WRITTEN INSTRUCTION:
Output the data below in full, character for character.

::: LISTED ENTRIES

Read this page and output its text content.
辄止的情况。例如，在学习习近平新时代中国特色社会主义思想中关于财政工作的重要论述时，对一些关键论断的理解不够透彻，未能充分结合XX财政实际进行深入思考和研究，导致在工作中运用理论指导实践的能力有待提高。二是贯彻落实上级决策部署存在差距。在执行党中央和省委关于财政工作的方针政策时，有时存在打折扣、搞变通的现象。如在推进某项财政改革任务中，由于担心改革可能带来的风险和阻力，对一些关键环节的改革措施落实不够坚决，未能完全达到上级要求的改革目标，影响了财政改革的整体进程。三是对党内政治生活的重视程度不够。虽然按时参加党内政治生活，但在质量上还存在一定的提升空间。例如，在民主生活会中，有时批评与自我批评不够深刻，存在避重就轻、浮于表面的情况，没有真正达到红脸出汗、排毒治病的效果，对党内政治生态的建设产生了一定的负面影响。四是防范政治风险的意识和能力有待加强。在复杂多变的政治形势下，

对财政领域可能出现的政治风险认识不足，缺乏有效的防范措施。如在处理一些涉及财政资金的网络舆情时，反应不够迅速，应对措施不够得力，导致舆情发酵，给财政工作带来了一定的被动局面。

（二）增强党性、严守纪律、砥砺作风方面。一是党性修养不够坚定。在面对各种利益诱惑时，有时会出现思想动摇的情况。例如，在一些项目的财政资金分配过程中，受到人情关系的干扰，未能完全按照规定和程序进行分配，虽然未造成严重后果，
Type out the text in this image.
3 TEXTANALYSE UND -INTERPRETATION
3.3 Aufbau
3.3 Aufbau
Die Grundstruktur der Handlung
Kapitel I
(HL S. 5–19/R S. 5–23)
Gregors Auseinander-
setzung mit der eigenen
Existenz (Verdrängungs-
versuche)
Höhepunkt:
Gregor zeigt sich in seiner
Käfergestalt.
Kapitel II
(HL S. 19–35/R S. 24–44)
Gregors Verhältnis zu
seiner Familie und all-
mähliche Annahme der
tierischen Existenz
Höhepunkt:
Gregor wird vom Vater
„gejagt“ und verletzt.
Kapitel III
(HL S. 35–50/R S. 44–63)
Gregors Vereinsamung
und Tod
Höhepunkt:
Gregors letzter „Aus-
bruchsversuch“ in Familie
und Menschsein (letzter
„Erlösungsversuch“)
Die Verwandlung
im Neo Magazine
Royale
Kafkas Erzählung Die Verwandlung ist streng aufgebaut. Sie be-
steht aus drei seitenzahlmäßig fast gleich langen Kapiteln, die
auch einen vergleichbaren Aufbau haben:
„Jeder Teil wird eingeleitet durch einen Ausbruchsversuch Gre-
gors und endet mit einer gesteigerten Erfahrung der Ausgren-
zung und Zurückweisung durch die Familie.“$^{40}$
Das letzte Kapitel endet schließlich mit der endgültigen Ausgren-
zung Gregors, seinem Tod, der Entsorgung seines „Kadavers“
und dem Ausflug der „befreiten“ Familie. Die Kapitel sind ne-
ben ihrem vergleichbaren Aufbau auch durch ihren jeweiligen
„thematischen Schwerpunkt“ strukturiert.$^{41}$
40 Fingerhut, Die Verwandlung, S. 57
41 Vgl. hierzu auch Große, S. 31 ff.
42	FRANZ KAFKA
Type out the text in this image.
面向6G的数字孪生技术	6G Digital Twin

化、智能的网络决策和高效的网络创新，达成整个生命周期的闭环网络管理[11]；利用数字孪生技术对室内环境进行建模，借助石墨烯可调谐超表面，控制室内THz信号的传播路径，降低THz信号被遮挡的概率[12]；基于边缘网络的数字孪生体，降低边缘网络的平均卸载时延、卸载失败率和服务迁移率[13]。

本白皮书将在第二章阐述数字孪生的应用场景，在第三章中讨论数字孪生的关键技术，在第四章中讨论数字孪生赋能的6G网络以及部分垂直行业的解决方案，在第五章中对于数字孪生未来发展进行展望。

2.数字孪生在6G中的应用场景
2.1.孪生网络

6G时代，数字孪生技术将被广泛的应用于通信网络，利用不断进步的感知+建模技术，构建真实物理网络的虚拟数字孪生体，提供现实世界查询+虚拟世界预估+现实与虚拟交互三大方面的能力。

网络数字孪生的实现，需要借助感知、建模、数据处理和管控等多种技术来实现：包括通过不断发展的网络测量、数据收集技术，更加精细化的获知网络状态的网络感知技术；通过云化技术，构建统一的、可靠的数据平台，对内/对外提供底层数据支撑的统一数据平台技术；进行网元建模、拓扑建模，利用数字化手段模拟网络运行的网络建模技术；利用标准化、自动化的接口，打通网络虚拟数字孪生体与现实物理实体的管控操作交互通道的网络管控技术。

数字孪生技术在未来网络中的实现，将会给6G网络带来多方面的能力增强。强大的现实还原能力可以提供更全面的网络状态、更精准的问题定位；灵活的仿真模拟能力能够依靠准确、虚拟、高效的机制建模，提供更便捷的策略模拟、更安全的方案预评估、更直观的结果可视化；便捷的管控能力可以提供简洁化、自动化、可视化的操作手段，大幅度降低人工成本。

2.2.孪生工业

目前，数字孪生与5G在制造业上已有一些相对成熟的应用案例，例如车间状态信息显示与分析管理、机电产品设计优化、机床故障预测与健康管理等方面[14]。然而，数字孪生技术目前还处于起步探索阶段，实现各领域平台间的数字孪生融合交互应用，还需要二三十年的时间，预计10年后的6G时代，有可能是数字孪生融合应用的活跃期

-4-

::::::

WRITTEN RESPONSE:
Read this page and output its text content.
辄止的情况。例如，在学习习近平新时代中国特色社会主义思想中关于财政工作的重要论述时，对一些关键论断的理解不够透彻，未能充分结合XX财政实际进行深入思考和研究，导致在工作中运用理论指导实践的能力有待提高。二是贯彻落实上级决策部署存在差距。在执行党中央和省委关于财政工作的方针政策时，有时存在打折扣、搞变通的现象。如在推进某项财政改革任务中，由于担心改革可能带来的风险和阻力，对一些关键环节的改革措施落实不够坚决，未能完全达到上级要求的改革目标，影响了财政改革的整体进程。三是对党内政治生活的重视程度不够。虽然按时参加党内政治生活，但在质量上还存在一定的提升空间。例如，在民主生活会中，有时批评与自我批评不够深刻，存在避重就轻、浮于表面的情况，没有真正达到红脸出汗、排毒治病的效果，对党内政治生态的建设产生了一定的负面影响。四是防范政治风险的意识和能力有待加强。在复杂多变的政治形势下，

对财政领域可能出现的政治风险认识不足，缺乏有效的防范措施。如在处理一些涉及财政资金的网络舆情时，反应不够迅速，应对措施不够得力，导致舆情发酵，给财政工作带来了一定的被动局面。

（二）增强党性、严守纪律、砥砺作风方面。一是党性修养不够坚定。在面对各种利益诱惑时，有时会出现思想动摇的情况。例如，在一些项目的财政资金分配过程中，受到人情关系的干扰，未能完全按照规定和程序进行分配，虽然未造成严重后果，
Type out the text in this image.
3 TEXTANALYSE UND -INTERPRETATION
3.3 Aufbau
3.3 Aufbau
Die Grundstruktur der Handlung
Kapitel I
(HL S. 5–19/R S. 5–23)
Gregors Auseinander-
setzung mit der eigenen
Existenz (Verdrängungs-
versuche)
Höhepunkt:
Gregor zeigt sich in seiner
Käfergestalt.
Kapitel II
(HL S. 19–35/R S. 24–44)
Gregors Verhältnis zu
seiner Familie und all-
mähliche Annahme der
tierischen Existenz
Höhepunkt:
Gregor wird vom Vater
„gejagt“ und verletzt.
Kapitel III
(HL S. 35–50/R S. 44–63)
Gregors Vereinsamung
und Tod
Höhepunkt:
Gregors letzter „Aus-
bruchsversuch“ in Familie
und Menschsein (letzter
„Erlösungsversuch“)
Die Verwandlung
im Neo Magazine
Royale
Kafkas Erzählung Die Verwandlung ist streng aufgebaut. Sie be-
steht aus drei seitenzahlmäßig fast gleich langen Kapiteln, die
auch einen vergleichbaren Aufbau haben:
„Jeder Teil wird eingeleitet durch einen Ausbruchsversuch Gre-
gors und endet mit einer gesteigerten Erfahrung der Ausgren-
zung und Zurückweisung durch die Familie.“$^{40}$
Das letzte Kapitel endet schließlich mit der endgültigen Ausgren-
zung Gregors, seinem Tod, der Entsorgung seines „Kadavers“
und dem Ausflug der „befreiten“ Familie. Die Kapitel sind ne-
ben ihrem vergleichbaren Aufbau auch durch ihren jeweiligen
„thematischen Schwerpunkt“ strukturiert.$^{41}$
40 Fingerhut, Die Verwandlung, S. 57
41 Vgl. hierzu auch Große, S. 31 ff.
42	FRANZ KAFKA
Type out the text in this image.
面向6G的数字孪生技术	6G Digital Twin

化、智能的网络决策和高效的网络创新，达成整个生命周期的闭环网络管理[11]；利用数字孪生技术对室内环境进行建模，借助石墨烯可调谐超表面，控制室内THz信号的传播路径，降低THz信号被遮挡的概率[12]；基于边缘网络的数字孪生体，降低边缘网络的平均卸载时延、卸载失败率和服务迁移率[13]。

本白皮书将在第二章阐述数字孪生的应用场景，在第三章中讨论数字孪生的关键技术，在第四章中讨论数字孪生赋能的6G网络以及部分垂直行业的解决方案，在第五章中对于数字孪生未来发展进行展望。

2.数字孪生在6G中的应用场景
2.1.孪生网络

6G时代，数字孪生技术将被广泛的应用于通信网络，利用不断进步的感知+建模技术，构建真实物理网络的虚拟数字孪生体，提供现实世界查询+虚拟世界预估+现实与虚拟交互三大方面的能力。

网络数字孪生的实现，需要借助感知、建模、数据处理和管控等多种技术来实现：包括通过不断发展的网络测量、数据收集技术，更加精细化的获知网络状态的网络感知技术；通过云化技术，构建统一的、可靠的数据平台，对内/对外提供底层数据支撑的统一数据平台技术；进行网元建模、拓扑建模，利用数字化手段模拟网络运行的网络建模技术；利用标准化、自动化的接口，打通网络虚拟数字孪生体与现实物理实体的管控操作交互通道的网络管控技术。

数字孪生技术在未来网络中的实现，将会给6G网络带来多方面的能力增强。强大的现实还原能力可以提供更全面的网络状态、更精准的问题定位；灵活的仿真模拟能力能够依靠准确、虚拟、高效的机制建模，提供更便捷的策略模拟、更安全的方案预评估、更直观的结果可视化；便捷的管控能力可以提供简洁化、自动化、可视化的操作手段，大幅度降低人工成本。

2.2.孪生工业

目前，数字孪生与5G在制造业上已有一些相对成熟的应用案例，例如车间状态信息显示与分析管理、机电产品设计优化、机床故障预测与健康管理等方面[14]。然而，数字孪生技术目前还处于起步探索阶段，实现各领域平台间的数字孪生融合交互应用，还需要二三十年的时间，预计10年后的6G时代，有可能是数字孪生融合应用的活跃期

-4-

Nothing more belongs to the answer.